# The request:
What follows is a set of entries. Give them again exactly, without the pictures.

# Recorded information:
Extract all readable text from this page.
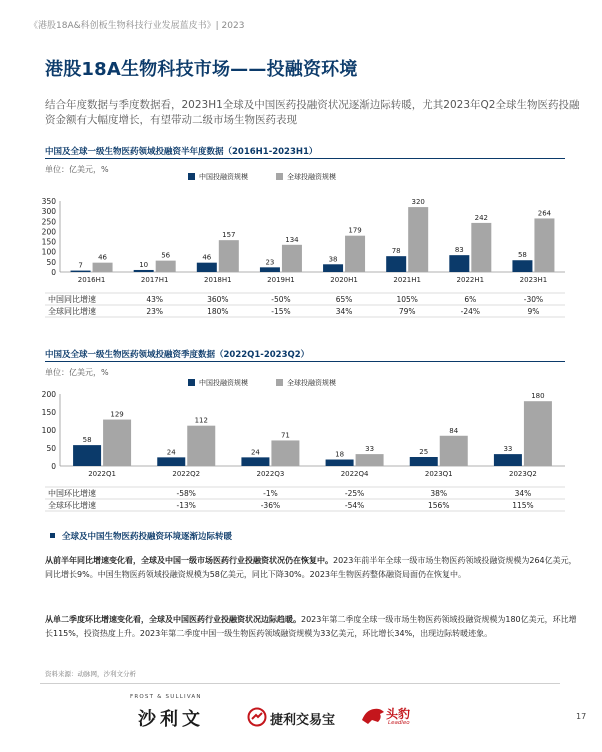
《港股18A&科创板生物科技行业发展蓝皮书》| 2023
港股18A生物科技市场——投融资环境
结合年度数据与季度数据看，2023H1全球及中国医药投融资状况逐渐边际转暖，尤其2023年Q2全球生物医药投融资金额有大幅度增长，有望带动二级市场生物医药表现
中国及全球一级生物医药领域投融资半年度数据（2016H1-2023H1）
单位：亿美元，%
中国投融资规模	全球投融资规模
350
300
250
200
150
100
50
0
7
46
2016H1
10
56
2017H1
46
157
2018H1
23
134
2019H1
38
179
2020H1
78
320
2021H1
83
242
2022H1
58
264
2023H1
中国同比增速	43%	360%	-50%	65%	105%	6%	-30%
全球同比增速	23%	180%	-15%	34%	79%	-24%	9%
中国及全球一级生物医药领域投融资季度数据（2022Q1-2023Q2）
单位：亿美元，%
中国投融资规模	全球投融资规模
200
150
100
50
0
58
129
2022Q1
24
112
2022Q2
24
71
2022Q3
18
33
2022Q4
25
84
2023Q1
33
180
2023Q2
中国环比增速	-58%	-1%	-25%	38%	34%
全球环比增速	-13%	-36%	-54%	156%	115%
全球及中国生物医药投融资环境逐渐边际转暖
从前半年同比增速变化看，全球及中国一级市场医药行业投融资状况仍在恢复中。2023年前半年全球一级市场生物医药领域投融资规模为264亿美元，同比增长9%。中国生物医药领域投融资规模为58亿美元，同比下降30%。2023年生物医药整体融资局面仍在恢复中。
从单二季度环比增速变化看，全球及中国医药行业投融资状况边际趋暖。2023年第二季度全球一级市场生物医药领域投融资规模为180亿美元，环比增长115%，投资热度上升。2023年第二季度中国一级生物医药领域融资规模为33亿美元，环比增长34%，出现边际转暖迹象。
资料来源：动脉网，沙利文分析
FROST & SULLIVAN
沙利文	捷利交易宝	头豹
Leadleo
17
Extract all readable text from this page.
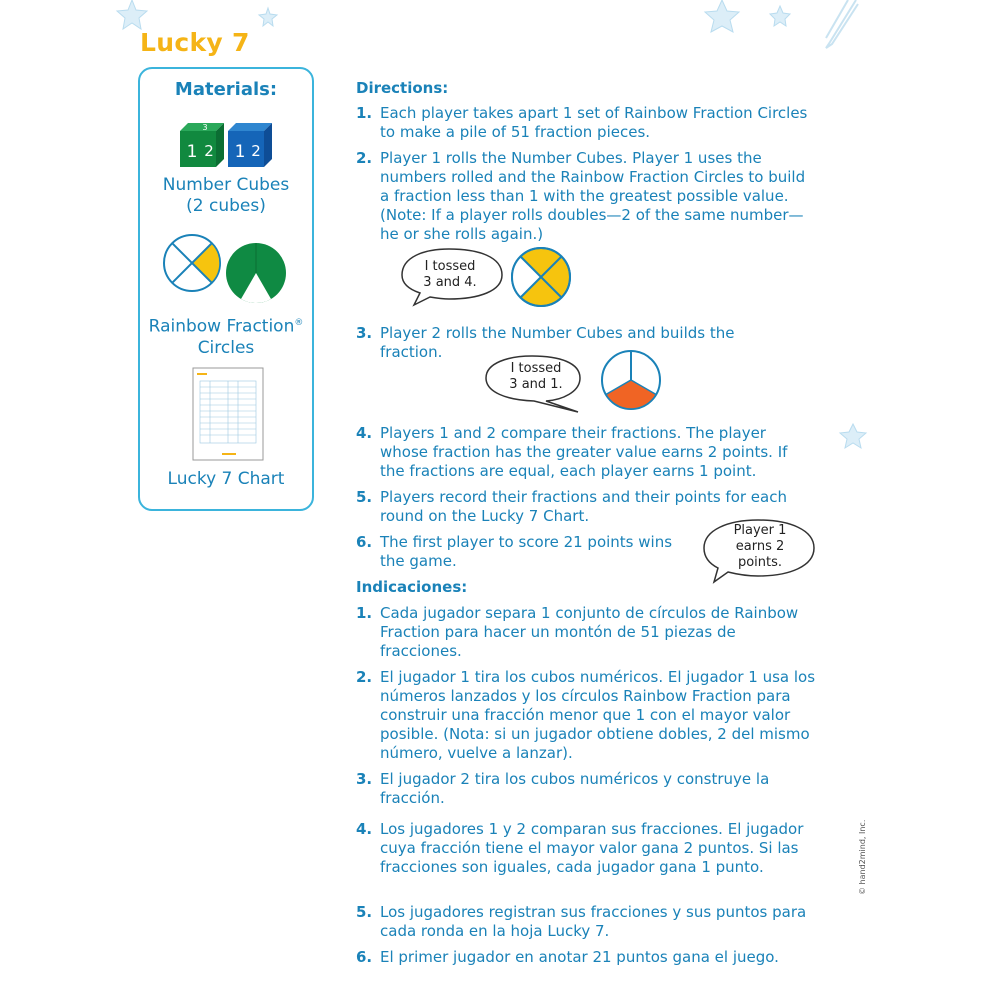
Lucky 7
Materials:
3
1 2 1 2
Number Cubes
(2 cubes)
Rainbow Fraction®
Circles
Lucky 7 Chart
Directions:
1. Each player takes apart 1 set of Rainbow Fraction Circles to make a pile of 51 fraction pieces.
2. Player 1 rolls the Number Cubes. Player 1 uses the numbers rolled and the Rainbow Fraction Circles to build a fraction less than 1 with the greatest possible value. (Note: If a player rolls doubles—2 of the same number—he or she rolls again.)
I tossed
3 and 4.
3. Player 2 rolls the Number Cubes and builds the fraction.
I tossed
3 and 1.
4. Players 1 and 2 compare their fractions. The player whose fraction has the greater value earns 2 points. If the fractions are equal, each player earns 1 point.
5. Players record their fractions and their points for each round on the Lucky 7 Chart.
6. The first player to score 21 points wins the game.
Player 1
earns 2
points.
Indicaciones:
1. Cada jugador separa 1 conjunto de círculos de Rainbow Fraction para hacer un montón de 51 piezas de fracciones.
2. El jugador 1 tira los cubos numéricos. El jugador 1 usa los números lanzados y los círculos Rainbow Fraction para construir una fracción menor que 1 con el mayor valor posible. (Nota: si un jugador obtiene dobles, 2 del mismo número, vuelve a lanzar).
3. El jugador 2 tira los cubos numéricos y construye la fracción.
4. Los jugadores 1 y 2 comparan sus fracciones. El jugador cuya fracción tiene el mayor valor gana 2 puntos. Si las fracciones son iguales, cada jugador gana 1 punto.
5. Los jugadores registran sus fracciones y sus puntos para cada ronda en la hoja Lucky 7.
6. El primer jugador en anotar 21 puntos gana el juego.
© hand2mind, Inc.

# Solution:
Extract all readable text from this page.
《港股18A&科创板生物科技行业发展蓝皮书》| 2023
港股18A生物科技市场——投融资环境
结合年度数据与季度数据看，2023H1全球及中国医药投融资状况逐渐边际转暖，尤其2023年Q2全球生物医药投融资金额有大幅度增长，有望带动二级市场生物医药表现
中国及全球一级生物医药领域投融资半年度数据（2016H1-2023H1）
单位：亿美元，%
中国投融资规模	全球投融资规模
350
300
250
200
150
100
50
0
7
46
2016H1
10
56
2017H1
46
157
2018H1
23
134
2019H1
38
179
2020H1
78
320
2021H1
83
242
2022H1
58
264
2023H1
中国同比增速	43%	360%	-50%	65%	105%	6%	-30%
全球同比增速	23%	180%	-15%	34%	79%	-24%	9%
中国及全球一级生物医药领域投融资季度数据（2022Q1-2023Q2）
单位：亿美元，%
中国投融资规模	全球投融资规模
200
150
100
50
0
58
129
2022Q1
24
112
2022Q2
24
71
2022Q3
18
33
2022Q4
25
84
2023Q1
33
180
2023Q2
中国环比增速	-58%	-1%	-25%	38%	34%
全球环比增速	-13%	-36%	-54%	156%	115%
全球及中国生物医药投融资环境逐渐边际转暖
从前半年同比增速变化看，全球及中国一级市场医药行业投融资状况仍在恢复中。2023年前半年全球一级市场生物医药领域投融资规模为264亿美元，同比增长9%。中国生物医药领域投融资规模为58亿美元，同比下降30%。2023年生物医药整体融资局面仍在恢复中。
从单二季度环比增速变化看，全球及中国医药行业投融资状况边际趋暖。2023年第二季度全球一级市场生物医药领域投融资规模为180亿美元，环比增长115%，投资热度上升。2023年第二季度中国一级生物医药领域融资规模为33亿美元，环比增长34%，出现边际转暖迹象。
资料来源：动脉网，沙利文分析
FROST & SULLIVAN
沙利文	捷利交易宝	头豹
Leadleo
17
Extract all readable text from this page.
Lucky 7
Materials:
3
1 2 1 2
Number Cubes
(2 cubes)
Rainbow Fraction®
Circles
Lucky 7 Chart
Directions:
1. Each player takes apart 1 set of Rainbow Fraction Circles to make a pile of 51 fraction pieces.
2. Player 1 rolls the Number Cubes. Player 1 uses the numbers rolled and the Rainbow Fraction Circles to build a fraction less than 1 with the greatest possible value. (Note: If a player rolls doubles—2 of the same number—he or she rolls again.)
I tossed
3 and 4.
3. Player 2 rolls the Number Cubes and builds the fraction.
I tossed
3 and 1.
4. Players 1 and 2 compare their fractions. The player whose fraction has the greater value earns 2 points. If the fractions are equal, each player earns 1 point.
5. Players record their fractions and their points for each round on the Lucky 7 Chart.
6. The first player to score 21 points wins the game.
Player 1
earns 2
points.
Indicaciones:
1. Cada jugador separa 1 conjunto de círculos de Rainbow Fraction para hacer un montón de 51 piezas de fracciones.
2. El jugador 1 tira los cubos numéricos. El jugador 1 usa los números lanzados y los círculos Rainbow Fraction para construir una fracción menor que 1 con el mayor valor posible. (Nota: si un jugador obtiene dobles, 2 del mismo número, vuelve a lanzar).
3. El jugador 2 tira los cubos numéricos y construye la fracción.
4. Los jugadores 1 y 2 comparan sus fracciones. El jugador cuya fracción tiene el mayor valor gana 2 puntos. Si las fracciones son iguales, cada jugador gana 1 punto.
5. Los jugadores registran sus fracciones y sus puntos para cada ronda en la hoja Lucky 7.
6. El primer jugador en anotar 21 puntos gana el juego.
© hand2mind, Inc.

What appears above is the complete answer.